**SET PROBLEM**
Write out all of the entries that follow, word for word, but skip the pictures.

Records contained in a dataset

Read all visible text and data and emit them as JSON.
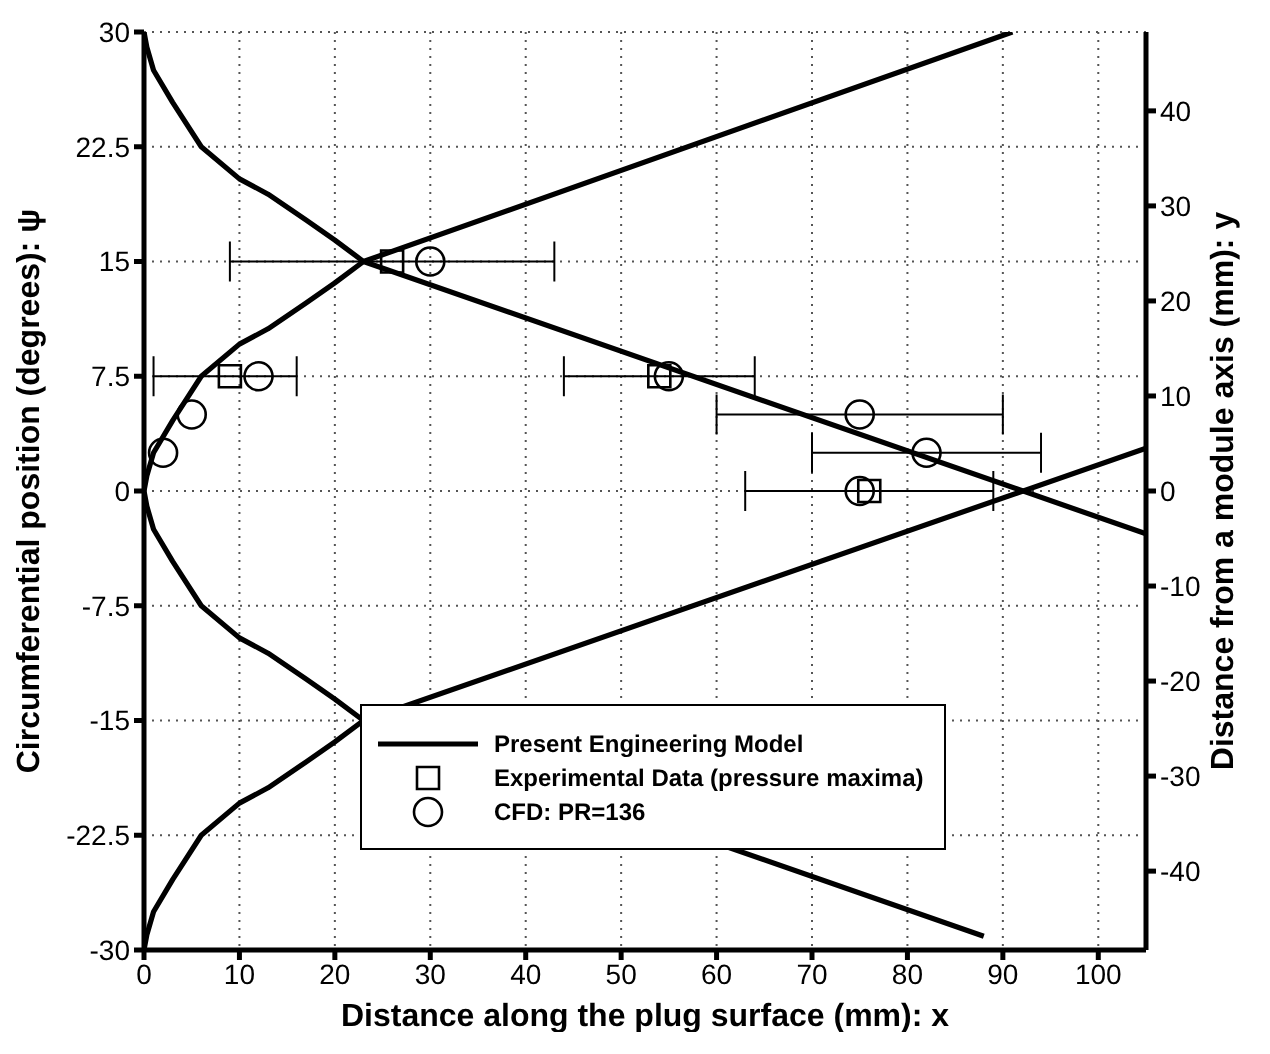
{
  "chart_data": {
    "type": "line",
    "xlabel": "Distance along the plug surface (mm): x",
    "ylabel": "Circumferential position (degrees): ψ",
    "y2label": "Distance from a module axis (mm): y",
    "xlim": [
      0,
      105
    ],
    "xticks": [
      0,
      10,
      20,
      30,
      40,
      50,
      60,
      70,
      80,
      90,
      100
    ],
    "ylim": [
      -30,
      30
    ],
    "yticks": [
      -30,
      -22.5,
      -15,
      -7.5,
      0,
      7.5,
      15,
      22.5,
      30
    ],
    "y2lim": [
      -48.3,
      48.3
    ],
    "y2ticks": [
      -40,
      -30,
      -20,
      -10,
      0,
      10,
      20,
      30,
      40
    ],
    "grid": true,
    "legend": "bottom",
    "series": [
      {
        "name": "Present Engineering Model",
        "color": "#000000",
        "marker": "none",
        "line_style": "solid",
        "x": [
          0,
          0.3,
          1,
          3,
          6,
          10,
          13,
          17,
          20,
          23,
          105
        ],
        "values": [
          30,
          29,
          27.5,
          25.4,
          22.5,
          20.4,
          19.4,
          17.7,
          16.4,
          15,
          -2.8
        ]
      },
      {
        "color": "#000000",
        "marker": "none",
        "line_style": "solid",
        "x": [
          91,
          23,
          20,
          17,
          13,
          10,
          6,
          3,
          1,
          0.3,
          0,
          0.3,
          1,
          3,
          6,
          10,
          13,
          17,
          20,
          23,
          88
        ],
        "values": [
          30,
          15,
          13.6,
          12.3,
          10.6,
          9.6,
          7.5,
          4.6,
          2.5,
          1,
          0,
          -1,
          -2.5,
          -4.6,
          -7.5,
          -9.6,
          -10.6,
          -12.3,
          -13.6,
          -15,
          -29.1
        ]
      },
      {
        "color": "#000000",
        "marker": "none",
        "line_style": "solid",
        "x": [
          0,
          0.3,
          1,
          3,
          6,
          10,
          13,
          17,
          20,
          23,
          105
        ],
        "values": [
          -30,
          -29,
          -27.5,
          -25.4,
          -22.5,
          -20.4,
          -19.4,
          -17.7,
          -16.4,
          -15,
          2.8
        ]
      },
      {
        "name": "Experimental Data (pressure maxima)",
        "type": "scatter",
        "color": "#000000",
        "marker": "square",
        "x": [
          26,
          9,
          54,
          76
        ],
        "values": [
          15,
          7.5,
          7.5,
          0
        ],
        "xerrors": [
          [
            9,
            43
          ],
          [
            1,
            16
          ],
          [
            44,
            64
          ],
          [
            63,
            89
          ]
        ]
      },
      {
        "name": "CFD: PR=136",
        "type": "scatter",
        "color": "#000000",
        "marker": "circle",
        "x": [
          30,
          12,
          5,
          2,
          55,
          75,
          82,
          75
        ],
        "values": [
          15,
          7.5,
          5,
          2.5,
          7.5,
          5,
          2.5,
          0
        ],
        "xerrors": [
          null,
          null,
          null,
          null,
          null,
          [
            60,
            90
          ],
          [
            70,
            94
          ],
          null
        ]
      }
    ]
  }
}
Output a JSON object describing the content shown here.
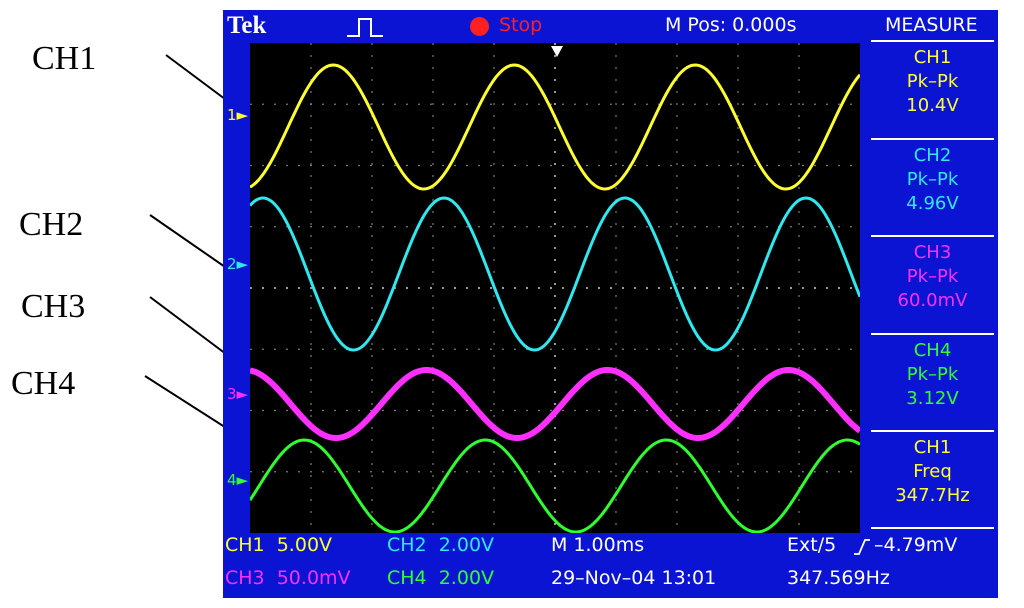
{
  "annotations": [
    "CH1",
    "CH2",
    "CH3",
    "CH4"
  ],
  "header": {
    "brand": "Tek",
    "state": "Stop",
    "mpos": "M Pos: 0.000s",
    "menu": "MEASURE"
  },
  "channel_markers": [
    "1",
    "2",
    "3",
    "4"
  ],
  "measurements": [
    {
      "ch": "CH1",
      "type": "Pk–Pk",
      "value": "10.4V",
      "color": "#ffff30"
    },
    {
      "ch": "CH2",
      "type": "Pk–Pk",
      "value": "4.96V",
      "color": "#30e8f0"
    },
    {
      "ch": "CH3",
      "type": "Pk–Pk",
      "value": "60.0mV",
      "color": "#ff30ff"
    },
    {
      "ch": "CH4",
      "type": "Pk–Pk",
      "value": "3.12V",
      "color": "#30ff30"
    },
    {
      "ch": "CH1",
      "type": "Freq",
      "value": "347.7Hz",
      "color": "#ffff30"
    }
  ],
  "status": {
    "ch1": "CH1  5.00V",
    "ch2": "CH2  2.00V",
    "ch3": "CH3  50.0mV",
    "ch4": "CH4  2.00V",
    "timebase": "M 1.00ms",
    "datetime": "29–Nov–04 13:01",
    "trigger": "Ext/5",
    "trigger_level": "–4.79mV",
    "trigger_freq": "347.569Hz"
  },
  "colors": {
    "ch1": "#ffff30",
    "ch2": "#30e8f0",
    "ch3": "#ff30ff",
    "ch4": "#30ff30",
    "bezel": "#0a14d2",
    "screen": "#000000"
  }
}
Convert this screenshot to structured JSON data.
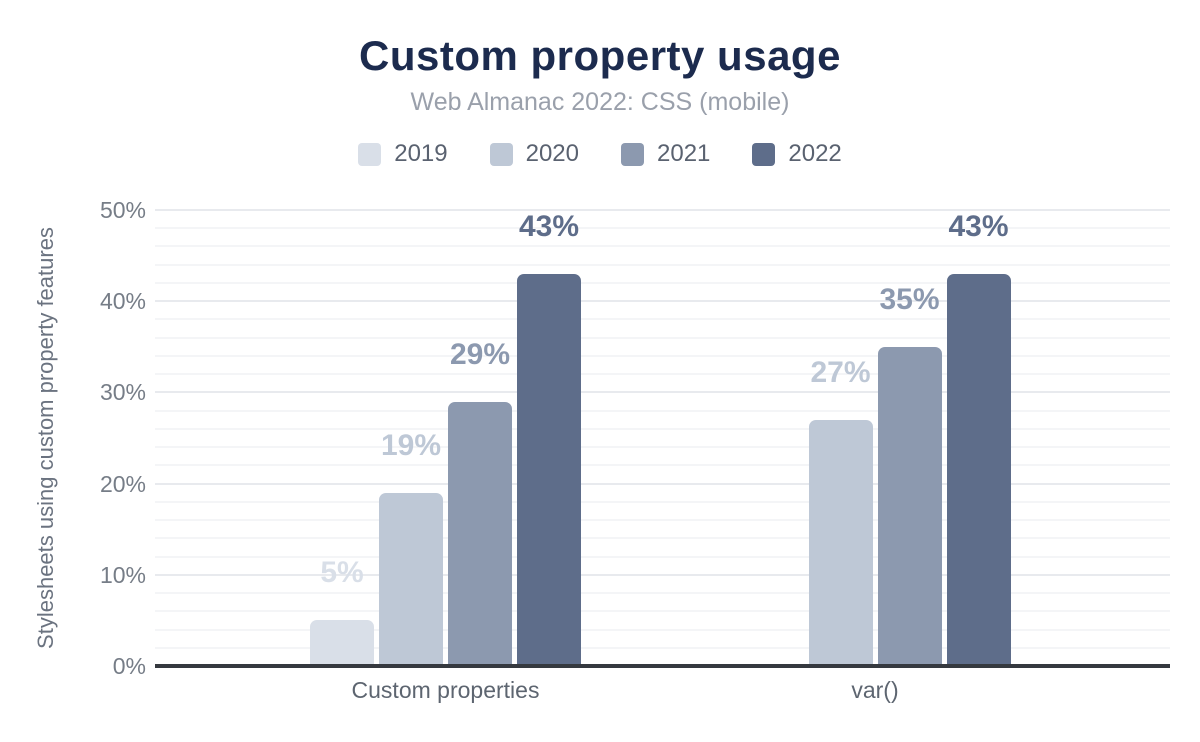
{
  "chart_data": {
    "type": "bar",
    "title": "Custom property usage",
    "subtitle": "Web Almanac 2022: CSS (mobile)",
    "ylabel": "Stylesheets using custom property features",
    "xlabel": "",
    "ylim": [
      0,
      50
    ],
    "y_major_ticks": [
      {
        "value": 0,
        "label": "0%"
      },
      {
        "value": 10,
        "label": "10%"
      },
      {
        "value": 20,
        "label": "20%"
      },
      {
        "value": 30,
        "label": "30%"
      },
      {
        "value": 40,
        "label": "40%"
      },
      {
        "value": 50,
        "label": "50%"
      }
    ],
    "minor_grid_step": 2,
    "grid": true,
    "legend_position": "top",
    "categories": [
      "Custom properties",
      "var()"
    ],
    "series": [
      {
        "name": "2019",
        "color": "#d9dfe8",
        "values": [
          5,
          null
        ],
        "labels": [
          "5%",
          null
        ]
      },
      {
        "name": "2020",
        "color": "#bec8d6",
        "values": [
          19,
          27
        ],
        "labels": [
          "19%",
          "27%"
        ]
      },
      {
        "name": "2021",
        "color": "#8c99af",
        "values": [
          29,
          35
        ],
        "labels": [
          "29%",
          "35%"
        ]
      },
      {
        "name": "2022",
        "color": "#5e6d8a",
        "values": [
          43,
          43
        ],
        "labels": [
          "43%",
          "43%"
        ]
      }
    ]
  },
  "colors": {
    "title_text": "#1c2b4e",
    "subtitle_text": "#9aa0ab",
    "legend_text": "#5a6270",
    "tick_text": "#767d87",
    "category_text": "#5d6570",
    "ylabel_text": "#6b7380",
    "axis_line": "#35393f",
    "grid_major": "#e8eaee",
    "grid_minor": "#f4f5f7",
    "background": "#ffffff"
  }
}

**EXERCISE ANSWER**
Read all visible text and data and emit them as JSON.
{
  "chart_data": {
    "type": "line",
    "xlabel": "Distance along the plug surface (mm): x",
    "ylabel": "Circumferential position (degrees): ψ",
    "y2label": "Distance from a module axis (mm): y",
    "xlim": [
      0,
      105
    ],
    "xticks": [
      0,
      10,
      20,
      30,
      40,
      50,
      60,
      70,
      80,
      90,
      100
    ],
    "ylim": [
      -30,
      30
    ],
    "yticks": [
      -30,
      -22.5,
      -15,
      -7.5,
      0,
      7.5,
      15,
      22.5,
      30
    ],
    "y2lim": [
      -48.3,
      48.3
    ],
    "y2ticks": [
      -40,
      -30,
      -20,
      -10,
      0,
      10,
      20,
      30,
      40
    ],
    "grid": true,
    "legend": "bottom",
    "series": [
      {
        "name": "Present Engineering Model",
        "color": "#000000",
        "marker": "none",
        "line_style": "solid",
        "x": [
          0,
          0.3,
          1,
          3,
          6,
          10,
          13,
          17,
          20,
          23,
          105
        ],
        "values": [
          30,
          29,
          27.5,
          25.4,
          22.5,
          20.4,
          19.4,
          17.7,
          16.4,
          15,
          -2.8
        ]
      },
      {
        "color": "#000000",
        "marker": "none",
        "line_style": "solid",
        "x": [
          91,
          23,
          20,
          17,
          13,
          10,
          6,
          3,
          1,
          0.3,
          0,
          0.3,
          1,
          3,
          6,
          10,
          13,
          17,
          20,
          23,
          88
        ],
        "values": [
          30,
          15,
          13.6,
          12.3,
          10.6,
          9.6,
          7.5,
          4.6,
          2.5,
          1,
          0,
          -1,
          -2.5,
          -4.6,
          -7.5,
          -9.6,
          -10.6,
          -12.3,
          -13.6,
          -15,
          -29.1
        ]
      },
      {
        "color": "#000000",
        "marker": "none",
        "line_style": "solid",
        "x": [
          0,
          0.3,
          1,
          3,
          6,
          10,
          13,
          17,
          20,
          23,
          105
        ],
        "values": [
          -30,
          -29,
          -27.5,
          -25.4,
          -22.5,
          -20.4,
          -19.4,
          -17.7,
          -16.4,
          -15,
          2.8
        ]
      },
      {
        "name": "Experimental Data (pressure maxima)",
        "type": "scatter",
        "color": "#000000",
        "marker": "square",
        "x": [
          26,
          9,
          54,
          76
        ],
        "values": [
          15,
          7.5,
          7.5,
          0
        ],
        "xerrors": [
          [
            9,
            43
          ],
          [
            1,
            16
          ],
          [
            44,
            64
          ],
          [
            63,
            89
          ]
        ]
      },
      {
        "name": "CFD: PR=136",
        "type": "scatter",
        "color": "#000000",
        "marker": "circle",
        "x": [
          30,
          12,
          5,
          2,
          55,
          75,
          82,
          75
        ],
        "values": [
          15,
          7.5,
          5,
          2.5,
          7.5,
          5,
          2.5,
          0
        ],
        "xerrors": [
          null,
          null,
          null,
          null,
          null,
          [
            60,
            90
          ],
          [
            70,
            94
          ],
          null
        ]
      }
    ]
  }
}
Output a JSON object describing the content shown here.
{
  "annotations": [
    "CH1",
    "CH2",
    "CH3",
    "CH4"
  ],
  "header": {
    "brand": "Tek",
    "state": "Stop",
    "mpos": "M Pos: 0.000s",
    "menu": "MEASURE"
  },
  "channel_markers": [
    "1",
    "2",
    "3",
    "4"
  ],
  "measurements": [
    {
      "ch": "CH1",
      "type": "Pk–Pk",
      "value": "10.4V",
      "color": "#ffff30"
    },
    {
      "ch": "CH2",
      "type": "Pk–Pk",
      "value": "4.96V",
      "color": "#30e8f0"
    },
    {
      "ch": "CH3",
      "type": "Pk–Pk",
      "value": "60.0mV",
      "color": "#ff30ff"
    },
    {
      "ch": "CH4",
      "type": "Pk–Pk",
      "value": "3.12V",
      "color": "#30ff30"
    },
    {
      "ch": "CH1",
      "type": "Freq",
      "value": "347.7Hz",
      "color": "#ffff30"
    }
  ],
  "status": {
    "ch1": "CH1  5.00V",
    "ch2": "CH2  2.00V",
    "ch3": "CH3  50.0mV",
    "ch4": "CH4  2.00V",
    "timebase": "M 1.00ms",
    "datetime": "29–Nov–04 13:01",
    "trigger": "Ext/5",
    "trigger_level": "–4.79mV",
    "trigger_freq": "347.569Hz"
  },
  "colors": {
    "ch1": "#ffff30",
    "ch2": "#30e8f0",
    "ch3": "#ff30ff",
    "ch4": "#30ff30",
    "bezel": "#0a14d2",
    "screen": "#000000"
  }
}
Convert this screenshot to structured JSON data.
{
  "chart_data": {
    "type": "bar",
    "title": "Custom property usage",
    "subtitle": "Web Almanac 2022: CSS (mobile)",
    "ylabel": "Stylesheets using custom property features",
    "xlabel": "",
    "ylim": [
      0,
      50
    ],
    "y_major_ticks": [
      {
        "value": 0,
        "label": "0%"
      },
      {
        "value": 10,
        "label": "10%"
      },
      {
        "value": 20,
        "label": "20%"
      },
      {
        "value": 30,
        "label": "30%"
      },
      {
        "value": 40,
        "label": "40%"
      },
      {
        "value": 50,
        "label": "50%"
      }
    ],
    "minor_grid_step": 2,
    "grid": true,
    "legend_position": "top",
    "categories": [
      "Custom properties",
      "var()"
    ],
    "series": [
      {
        "name": "2019",
        "color": "#d9dfe8",
        "values": [
          5,
          null
        ],
        "labels": [
          "5%",
          null
        ]
      },
      {
        "name": "2020",
        "color": "#bec8d6",
        "values": [
          19,
          27
        ],
        "labels": [
          "19%",
          "27%"
        ]
      },
      {
        "name": "2021",
        "color": "#8c99af",
        "values": [
          29,
          35
        ],
        "labels": [
          "29%",
          "35%"
        ]
      },
      {
        "name": "2022",
        "color": "#5e6d8a",
        "values": [
          43,
          43
        ],
        "labels": [
          "43%",
          "43%"
        ]
      }
    ]
  },
  "colors": {
    "title_text": "#1c2b4e",
    "subtitle_text": "#9aa0ab",
    "legend_text": "#5a6270",
    "tick_text": "#767d87",
    "category_text": "#5d6570",
    "ylabel_text": "#6b7380",
    "axis_line": "#35393f",
    "grid_major": "#e8eaee",
    "grid_minor": "#f4f5f7",
    "background": "#ffffff"
  }
}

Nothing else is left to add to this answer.